--- Start MATERIAL SHOWN ---

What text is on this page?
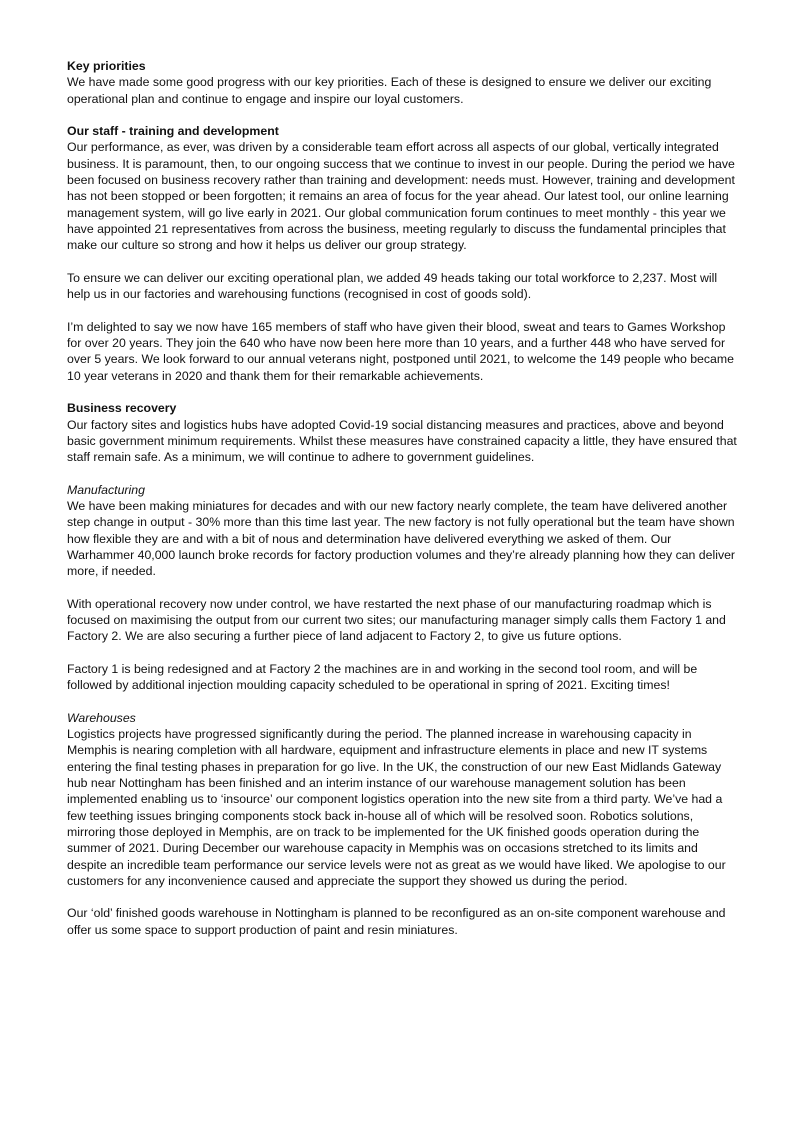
Key priorities

We have made some good progress with our key priorities. Each of these is designed to ensure we deliver our exciting operational plan and continue to engage and inspire our loyal customers.

Our staff - training and development

Our performance, as ever, was driven by a considerable team effort across all aspects of our global, vertically integrated business. It is paramount, then, to our ongoing success that we continue to invest in our people. During the period we have been focused on business recovery rather than training and development: needs must. However, training and development has not been stopped or been forgotten; it remains an area of focus for the year ahead. Our latest tool, our online learning management system, will go live early in 2021. Our global communication forum continues to meet monthly - this year we have appointed 21 representatives from across the business, meeting regularly to discuss the fundamental principles that make our culture so strong and how it helps us deliver our group strategy.

To ensure we can deliver our exciting operational plan, we added 49 heads taking our total workforce to 2,237. Most will help us in our factories and warehousing functions (recognised in cost of goods sold).

I’m delighted to say we now have 165 members of staff who have given their blood, sweat and tears to Games Workshop for over 20 years. They join the 640 who have now been here more than 10 years, and a further 448 who have served for over 5 years. We look forward to our annual veterans night, postponed until 2021, to welcome the 149 people who became 10 year veterans in 2020 and thank them for their remarkable achievements.

Business recovery

Our factory sites and logistics hubs have adopted Covid-19 social distancing measures and practices, above and beyond basic government minimum requirements. Whilst these measures have constrained capacity a little, they have ensured that staff remain safe. As a minimum, we will continue to adhere to government guidelines.

Manufacturing

We have been making miniatures for decades and with our new factory nearly complete, the team have delivered another step change in output - 30% more than this time last year. The new factory is not fully operational but the team have shown how flexible they are and with a bit of nous and determination have delivered everything we asked of them. Our Warhammer 40,000 launch broke records for factory production volumes and they’re already planning how they can deliver more, if needed.

With operational recovery now under control, we have restarted the next phase of our manufacturing roadmap which is focused on maximising the output from our current two sites; our manufacturing manager simply calls them Factory 1 and Factory 2. We are also securing a further piece of land adjacent to Factory 2, to give us future options.

Factory 1 is being redesigned and at Factory 2 the machines are in and working in the second tool room, and will be followed by additional injection moulding capacity scheduled to be operational in spring of 2021. Exciting times!

Warehouses

Logistics projects have progressed significantly during the period. The planned increase in warehousing capacity in Memphis is nearing completion with all hardware, equipment and infrastructure elements in place and new IT systems entering the final testing phases in preparation for go live. In the UK, the construction of our new East Midlands Gateway hub near Nottingham has been finished and an interim instance of our warehouse management solution has been implemented enabling us to ‘insource’ our component logistics operation into the new site from a third party. We’ve had a few teething issues bringing components stock back in-house all of which will be resolved soon. Robotics solutions, mirroring those deployed in Memphis, are on track to be implemented for the UK finished goods operation during the summer of 2021. During December our warehouse capacity in Memphis was on occasions stretched to its limits and despite an incredible team performance our service levels were not as great as we would have liked. We apologise to our customers for any inconvenience caused and appreciate the support they showed us during the period.

Our ‘old’ finished goods warehouse in Nottingham is planned to be reconfigured as an on-site component warehouse and offer us some space to support production of paint and resin miniatures.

--- End MATERIAL SHOWN ---

TASK INSTRUCTIONS. What is the number of lines above that contain the string "priorities"? Answer with the number alone.

ANSWER TO THIS TASK. 2